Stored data
■ ■ ■ ■ ■ ■ ■
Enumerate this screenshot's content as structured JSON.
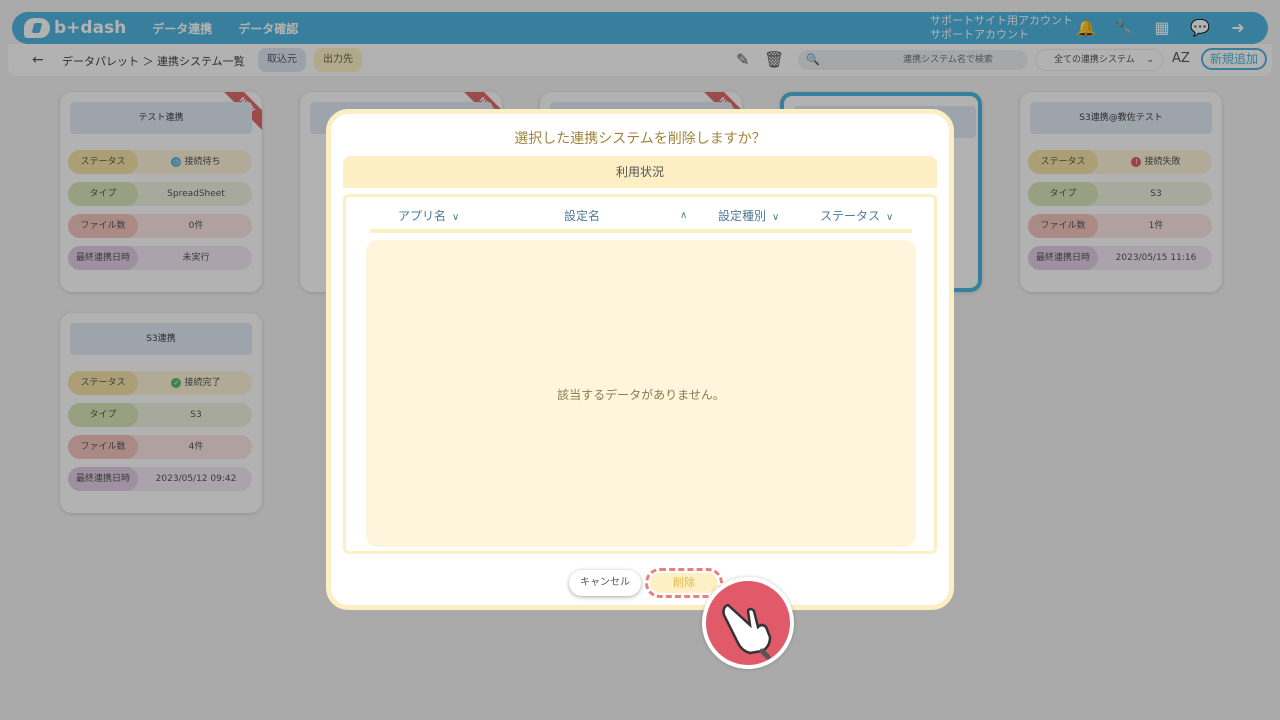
{
  "header": {
    "logo_text": "b+dash",
    "nav": [
      "データ連携",
      "データ確認"
    ],
    "account_line1": "サポートサイト用アカウント",
    "account_line2": "サポートアカウント",
    "icons": [
      "bell-icon",
      "wrench-icon",
      "grid-icon",
      "chat-icon",
      "logout-icon"
    ]
  },
  "toolbar": {
    "breadcrumb": "データパレット ＞ 連携システム一覧",
    "tab_in": "取込元",
    "tab_out": "出力先",
    "search_placeholder": "連携システム名で検索",
    "filter_value": "全ての連携システム",
    "new_button": "新規追加"
  },
  "cards": [
    {
      "title": "テスト連携",
      "new_badge": "NEW",
      "status_label": "ステータス",
      "status": "接続待ち",
      "type_label": "タイプ",
      "type": "SpreadSheet",
      "files_label": "ファイル数",
      "files": "0件",
      "last_label": "最終連携日時",
      "last": "未実行"
    },
    {
      "title": "S3連携",
      "status_label": "ステータス",
      "status": "接続完了",
      "type_label": "タイプ",
      "type": "S3",
      "files_label": "ファイル数",
      "files": "4件",
      "last_label": "最終連携日時",
      "last": "2023/05/12 09:42"
    },
    {
      "title": "S3連携@教佐テスト",
      "status_label": "ステータス",
      "status": "接続失敗",
      "type_label": "タイプ",
      "type": "S3",
      "files_label": "ファイル数",
      "files": "1件",
      "last_label": "最終連携日時",
      "last": "2023/05/15 11:16"
    },
    {
      "new_badge": "NEW"
    },
    {
      "new_badge": "NEW"
    }
  ],
  "modal": {
    "title": "選択した連携システムを削除しますか？",
    "section_title": "利用状況",
    "columns": [
      "アプリ名",
      "設定名",
      "設定種別",
      "ステータス"
    ],
    "empty_message": "該当するデータがありません。",
    "cancel_label": "キャンセル",
    "delete_label": "削除"
  },
  "colors": {
    "brand": "#4fb7e0",
    "modal_border": "#fcefc4",
    "pointer": "#e05a6a"
  }
}
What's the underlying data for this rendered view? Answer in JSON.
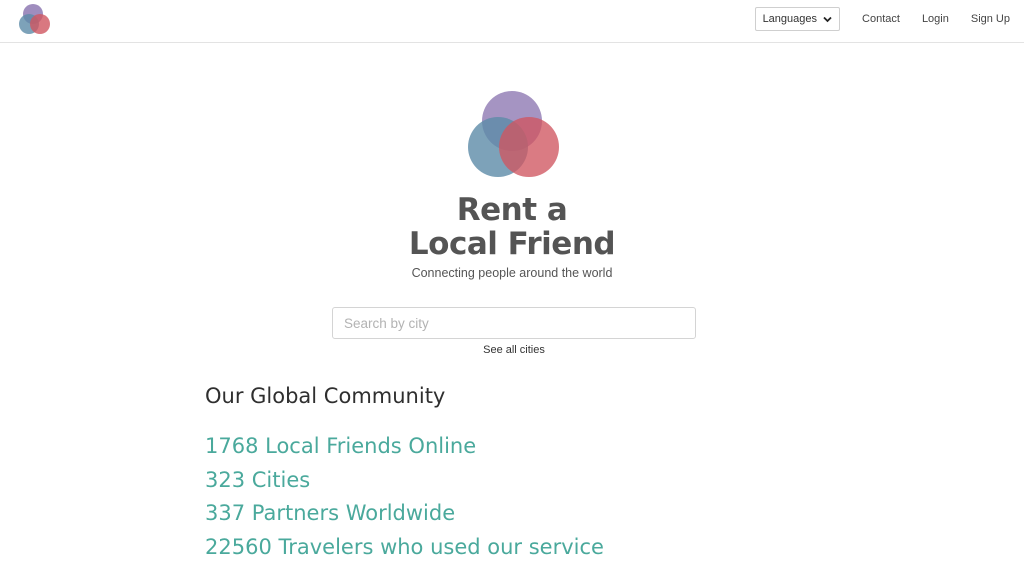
■ ■ ■ ■ ■ ■ ■
Requirement: What is needed is an exact reproduction of the data, pictures excluded.

The result:
Enumerate this screenshot's content as structured JSON.
{
  "header": {
    "logo_text": "b+dash",
    "nav": [
      "データ連携",
      "データ確認"
    ],
    "account_line1": "サポートサイト用アカウント",
    "account_line2": "サポートアカウント",
    "icons": [
      "bell-icon",
      "wrench-icon",
      "grid-icon",
      "chat-icon",
      "logout-icon"
    ]
  },
  "toolbar": {
    "breadcrumb": "データパレット ＞ 連携システム一覧",
    "tab_in": "取込元",
    "tab_out": "出力先",
    "search_placeholder": "連携システム名で検索",
    "filter_value": "全ての連携システム",
    "new_button": "新規追加"
  },
  "cards": [
    {
      "title": "テスト連携",
      "new_badge": "NEW",
      "status_label": "ステータス",
      "status": "接続待ち",
      "type_label": "タイプ",
      "type": "SpreadSheet",
      "files_label": "ファイル数",
      "files": "0件",
      "last_label": "最終連携日時",
      "last": "未実行"
    },
    {
      "title": "S3連携",
      "status_label": "ステータス",
      "status": "接続完了",
      "type_label": "タイプ",
      "type": "S3",
      "files_label": "ファイル数",
      "files": "4件",
      "last_label": "最終連携日時",
      "last": "2023/05/12 09:42"
    },
    {
      "title": "S3連携@教佐テスト",
      "status_label": "ステータス",
      "status": "接続失敗",
      "type_label": "タイプ",
      "type": "S3",
      "files_label": "ファイル数",
      "files": "1件",
      "last_label": "最終連携日時",
      "last": "2023/05/15 11:16"
    },
    {
      "new_badge": "NEW"
    },
    {
      "new_badge": "NEW"
    }
  ],
  "modal": {
    "title": "選択した連携システムを削除しますか？",
    "section_title": "利用状況",
    "columns": [
      "アプリ名",
      "設定名",
      "設定種別",
      "ステータス"
    ],
    "empty_message": "該当するデータがありません。",
    "cancel_label": "キャンセル",
    "delete_label": "削除"
  },
  "colors": {
    "brand": "#4fb7e0",
    "modal_border": "#fcefc4",
    "pointer": "#e05a6a"
  }
}
What's the underlying data for this rendered view? Answer in JSON.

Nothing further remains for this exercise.